**PROMPT**
Can you arrange the material below as a numbered list, running from its first line through the line that contains "- pixel-block: [470, 78, 484, 92]", both inclusive, with any blank lines left out?

**EXTRACTED MATERIAL**

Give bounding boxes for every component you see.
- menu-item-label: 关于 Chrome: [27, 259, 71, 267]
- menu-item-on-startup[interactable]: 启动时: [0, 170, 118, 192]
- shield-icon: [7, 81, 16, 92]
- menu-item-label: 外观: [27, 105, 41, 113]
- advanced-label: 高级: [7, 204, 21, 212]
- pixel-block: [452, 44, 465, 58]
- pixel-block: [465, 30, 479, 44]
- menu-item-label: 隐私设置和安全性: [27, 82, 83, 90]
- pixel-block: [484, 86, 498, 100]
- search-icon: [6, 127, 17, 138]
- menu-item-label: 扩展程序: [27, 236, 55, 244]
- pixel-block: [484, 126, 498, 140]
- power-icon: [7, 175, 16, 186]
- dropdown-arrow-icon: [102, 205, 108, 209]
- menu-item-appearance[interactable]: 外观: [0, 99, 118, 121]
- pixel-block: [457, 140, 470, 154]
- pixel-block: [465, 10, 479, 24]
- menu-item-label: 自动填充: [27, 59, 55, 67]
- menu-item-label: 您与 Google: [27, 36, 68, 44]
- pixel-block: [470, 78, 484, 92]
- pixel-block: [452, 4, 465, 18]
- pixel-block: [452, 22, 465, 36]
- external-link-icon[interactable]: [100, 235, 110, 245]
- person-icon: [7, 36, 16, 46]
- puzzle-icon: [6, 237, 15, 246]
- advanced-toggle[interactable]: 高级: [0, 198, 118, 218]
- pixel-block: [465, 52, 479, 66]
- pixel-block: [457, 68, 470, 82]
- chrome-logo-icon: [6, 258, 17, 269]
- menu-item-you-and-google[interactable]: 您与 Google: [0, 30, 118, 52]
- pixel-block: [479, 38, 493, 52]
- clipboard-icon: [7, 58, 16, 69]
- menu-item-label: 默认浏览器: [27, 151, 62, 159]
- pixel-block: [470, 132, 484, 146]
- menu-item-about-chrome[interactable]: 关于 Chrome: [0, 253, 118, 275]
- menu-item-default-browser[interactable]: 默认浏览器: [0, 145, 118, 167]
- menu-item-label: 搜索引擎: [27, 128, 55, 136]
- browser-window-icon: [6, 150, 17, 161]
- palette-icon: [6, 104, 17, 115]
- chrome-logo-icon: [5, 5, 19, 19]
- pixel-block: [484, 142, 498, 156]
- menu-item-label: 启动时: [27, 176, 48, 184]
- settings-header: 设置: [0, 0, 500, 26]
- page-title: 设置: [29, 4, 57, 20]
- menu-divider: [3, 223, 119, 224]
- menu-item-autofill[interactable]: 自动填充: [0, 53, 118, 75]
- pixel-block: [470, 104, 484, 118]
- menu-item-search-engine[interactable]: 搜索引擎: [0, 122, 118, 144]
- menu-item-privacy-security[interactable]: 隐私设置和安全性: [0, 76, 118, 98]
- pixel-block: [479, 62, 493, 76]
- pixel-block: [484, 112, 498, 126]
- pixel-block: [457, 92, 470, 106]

**SOLUTION TO THIS TASK**
1. Give bounding boxes for every component you see.
2. - menu-item-label: 关于 Chrome: [27, 259, 71, 267]
3. - menu-item-on-startup[interactable]: 启动时: [0, 170, 118, 192]
4. - shield-icon: [7, 81, 16, 92]
5. - menu-item-label: 外观: [27, 105, 41, 113]
6. - advanced-label: 高级: [7, 204, 21, 212]
7. - pixel-block: [452, 44, 465, 58]
8. - pixel-block: [465, 30, 479, 44]
9. - menu-item-label: 隐私设置和安全性: [27, 82, 83, 90]
10. - pixel-block: [484, 86, 498, 100]
11. - search-icon: [6, 127, 17, 138]
12. - menu-item-label: 扩展程序: [27, 236, 55, 244]
13. - pixel-block: [484, 126, 498, 140]
14. - power-icon: [7, 175, 16, 186]
15. - dropdown-arrow-icon: [102, 205, 108, 209]
16. - menu-item-appearance[interactable]: 外观: [0, 99, 118, 121]
17. - pixel-block: [457, 140, 470, 154]
18. - pixel-block: [465, 10, 479, 24]
19. - menu-item-label: 自动填充: [27, 59, 55, 67]
20. - menu-item-label: 您与 Google: [27, 36, 68, 44]
21. - pixel-block: [470, 78, 484, 92]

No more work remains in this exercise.